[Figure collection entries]
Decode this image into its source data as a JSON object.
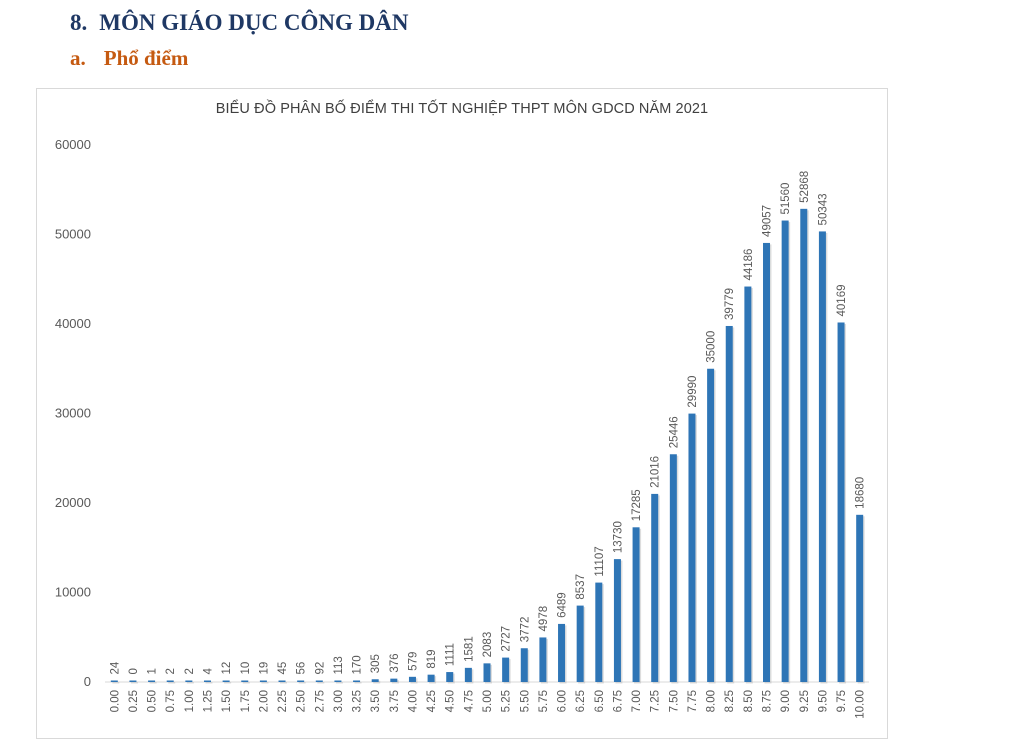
{
  "section": {
    "number": "8.",
    "title": "MÔN GIÁO DỤC CÔNG DÂN"
  },
  "subsection": {
    "number": "a.",
    "title": "Phổ điểm"
  },
  "colors": {
    "heading": "#1f3864",
    "subheading": "#c55a11",
    "bar": "#2e75b6"
  },
  "chart_data": {
    "type": "bar",
    "title": "BIỂU ĐỒ PHÂN BỐ ĐIỂM THI TỐT NGHIỆP THPT MÔN GDCD NĂM 2021",
    "xlabel": "",
    "ylabel": "",
    "ylim": [
      0,
      60000
    ],
    "yticks": [
      "0",
      "10000",
      "20000",
      "30000",
      "40000",
      "50000",
      "60000"
    ],
    "grid": false,
    "categories": [
      "0.00",
      "0.25",
      "0.50",
      "0.75",
      "1.00",
      "1.25",
      "1.50",
      "1.75",
      "2.00",
      "2.25",
      "2.50",
      "2.75",
      "3.00",
      "3.25",
      "3.50",
      "3.75",
      "4.00",
      "4.25",
      "4.50",
      "4.75",
      "5.00",
      "5.25",
      "5.50",
      "5.75",
      "6.00",
      "6.25",
      "6.50",
      "6.75",
      "7.00",
      "7.25",
      "7.50",
      "7.75",
      "8.00",
      "8.25",
      "8.50",
      "8.75",
      "9.00",
      "9.25",
      "9.50",
      "9.75",
      "10.00"
    ],
    "values": [
      24,
      0,
      1,
      2,
      2,
      4,
      12,
      10,
      19,
      45,
      56,
      92,
      113,
      170,
      305,
      376,
      579,
      819,
      1111,
      1581,
      2083,
      2727,
      3772,
      4978,
      6489,
      8537,
      11107,
      13730,
      17285,
      21016,
      25446,
      29990,
      35000,
      39779,
      44186,
      49057,
      51560,
      52868,
      50343,
      40169,
      18680
    ]
  }
}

■ **What is expected**: Read the data above. Pull out each line in which the string "title" appears.

■ **Final result**:
    "title": "MÔN GIÁO DỤC CÔNG DÂN"
    "title": "Phổ điểm"
    "title": "BIỂU ĐỒ PHÂN BỐ ĐIỂM THI TỐT NGHIỆP THPT MÔN GDCD NĂM 2021",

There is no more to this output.